SET EXERCISE: Recast the entries as a numbered list, from the first line through the line containing "bar-vysokiy (254, 100, 287, 288)", both included. Leave out blank lines.

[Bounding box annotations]
::::::::
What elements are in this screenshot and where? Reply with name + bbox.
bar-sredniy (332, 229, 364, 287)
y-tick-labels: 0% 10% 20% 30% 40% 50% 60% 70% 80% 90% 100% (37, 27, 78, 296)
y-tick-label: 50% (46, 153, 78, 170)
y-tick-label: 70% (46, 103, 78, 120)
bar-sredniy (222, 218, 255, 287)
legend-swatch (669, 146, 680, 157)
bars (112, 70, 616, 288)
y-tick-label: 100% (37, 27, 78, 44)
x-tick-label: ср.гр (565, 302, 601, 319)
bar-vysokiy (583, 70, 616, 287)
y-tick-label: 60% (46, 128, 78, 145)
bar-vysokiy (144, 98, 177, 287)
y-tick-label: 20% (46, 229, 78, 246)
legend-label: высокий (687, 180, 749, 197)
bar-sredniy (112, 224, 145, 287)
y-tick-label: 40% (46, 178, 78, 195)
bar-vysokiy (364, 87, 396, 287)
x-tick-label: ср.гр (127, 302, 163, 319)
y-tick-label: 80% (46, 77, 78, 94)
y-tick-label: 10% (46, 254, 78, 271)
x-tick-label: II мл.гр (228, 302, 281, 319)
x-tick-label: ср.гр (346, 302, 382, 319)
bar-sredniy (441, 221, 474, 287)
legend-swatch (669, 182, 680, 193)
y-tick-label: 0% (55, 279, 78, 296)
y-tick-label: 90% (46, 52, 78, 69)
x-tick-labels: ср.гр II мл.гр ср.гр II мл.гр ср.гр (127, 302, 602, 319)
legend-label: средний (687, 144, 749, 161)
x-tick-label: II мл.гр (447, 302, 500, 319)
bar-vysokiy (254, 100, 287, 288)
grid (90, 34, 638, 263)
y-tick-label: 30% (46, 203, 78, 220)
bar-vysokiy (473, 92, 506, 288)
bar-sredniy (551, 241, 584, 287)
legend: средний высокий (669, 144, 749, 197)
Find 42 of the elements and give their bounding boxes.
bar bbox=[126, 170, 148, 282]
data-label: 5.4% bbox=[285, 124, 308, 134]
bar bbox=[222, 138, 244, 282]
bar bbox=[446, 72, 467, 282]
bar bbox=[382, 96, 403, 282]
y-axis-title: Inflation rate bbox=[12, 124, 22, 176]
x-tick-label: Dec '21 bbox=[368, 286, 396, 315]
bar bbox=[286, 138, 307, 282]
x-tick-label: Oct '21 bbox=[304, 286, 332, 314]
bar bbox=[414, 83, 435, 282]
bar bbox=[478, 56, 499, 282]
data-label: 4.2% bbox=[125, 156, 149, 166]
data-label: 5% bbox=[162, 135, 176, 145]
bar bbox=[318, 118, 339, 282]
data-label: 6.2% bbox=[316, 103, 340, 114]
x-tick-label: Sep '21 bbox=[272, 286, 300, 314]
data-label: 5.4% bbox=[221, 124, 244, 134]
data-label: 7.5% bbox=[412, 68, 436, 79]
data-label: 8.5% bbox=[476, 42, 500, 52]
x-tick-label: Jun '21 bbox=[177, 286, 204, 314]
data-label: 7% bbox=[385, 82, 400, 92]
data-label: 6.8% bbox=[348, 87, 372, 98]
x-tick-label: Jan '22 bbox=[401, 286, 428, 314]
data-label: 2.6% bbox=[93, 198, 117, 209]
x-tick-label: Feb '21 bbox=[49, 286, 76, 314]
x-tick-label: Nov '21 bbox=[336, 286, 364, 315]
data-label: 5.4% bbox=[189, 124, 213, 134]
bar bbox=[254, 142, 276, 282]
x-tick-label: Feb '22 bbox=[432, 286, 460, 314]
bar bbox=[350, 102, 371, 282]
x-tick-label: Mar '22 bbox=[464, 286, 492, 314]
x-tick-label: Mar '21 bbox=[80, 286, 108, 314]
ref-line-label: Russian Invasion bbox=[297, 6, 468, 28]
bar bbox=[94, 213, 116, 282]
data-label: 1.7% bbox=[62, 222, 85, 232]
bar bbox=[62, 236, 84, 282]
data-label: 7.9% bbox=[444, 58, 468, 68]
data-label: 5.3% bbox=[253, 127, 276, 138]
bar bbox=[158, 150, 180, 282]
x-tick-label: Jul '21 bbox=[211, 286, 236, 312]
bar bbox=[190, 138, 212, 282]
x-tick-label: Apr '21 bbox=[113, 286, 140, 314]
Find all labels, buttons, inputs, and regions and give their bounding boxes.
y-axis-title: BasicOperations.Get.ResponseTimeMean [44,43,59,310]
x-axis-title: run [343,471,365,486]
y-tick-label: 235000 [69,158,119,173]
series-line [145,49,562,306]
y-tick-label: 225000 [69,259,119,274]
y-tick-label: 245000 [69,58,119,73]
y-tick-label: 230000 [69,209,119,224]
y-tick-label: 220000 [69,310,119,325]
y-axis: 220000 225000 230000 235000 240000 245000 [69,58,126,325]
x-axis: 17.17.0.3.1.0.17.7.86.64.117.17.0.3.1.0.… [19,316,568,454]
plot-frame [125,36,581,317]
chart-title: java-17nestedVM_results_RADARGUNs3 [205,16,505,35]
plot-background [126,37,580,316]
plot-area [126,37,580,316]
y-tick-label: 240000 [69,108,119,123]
::::::::
RESULT OF THIS EXERCISE:
1. What elements are in this screenshot and where? Reply with name + bbox.
2. bar-sredniy (332, 229, 364, 287)
3. y-tick-labels: 0% 10% 20% 30% 40% 50% 60% 70% 80% 90% 100% (37, 27, 78, 296)
4. y-tick-label: 50% (46, 153, 78, 170)
5. y-tick-label: 70% (46, 103, 78, 120)
6. bar-sredniy (222, 218, 255, 287)
7. legend-swatch (669, 146, 680, 157)
8. bars (112, 70, 616, 288)
9. y-tick-label: 100% (37, 27, 78, 44)
10. x-tick-label: ср.гр (565, 302, 601, 319)
11. bar-vysokiy (583, 70, 616, 287)
12. y-tick-label: 60% (46, 128, 78, 145)
13. bar-vysokiy (144, 98, 177, 287)
14. y-tick-label: 20% (46, 229, 78, 246)
15. legend-label: высокий (687, 180, 749, 197)
16. bar-sredniy (112, 224, 145, 287)
17. y-tick-label: 40% (46, 178, 78, 195)
18. bar-vysokiy (364, 87, 396, 287)
19. x-tick-label: ср.гр (127, 302, 163, 319)
20. y-tick-label: 80% (46, 77, 78, 94)
21. y-tick-label: 10% (46, 254, 78, 271)
22. x-tick-label: II мл.гр (228, 302, 281, 319)
23. x-tick-label: ср.гр (346, 302, 382, 319)
24. bar-sredniy (441, 221, 474, 287)
25. legend-swatch (669, 182, 680, 193)
26. y-tick-label: 0% (55, 279, 78, 296)
27. y-tick-label: 90% (46, 52, 78, 69)
28. x-tick-labels: ср.гр II мл.гр ср.гр II мл.гр ср.гр (127, 302, 602, 319)
29. legend-label: средний (687, 144, 749, 161)
30. x-tick-label: II мл.гр (447, 302, 500, 319)
31. bar-vysokiy (254, 100, 287, 288)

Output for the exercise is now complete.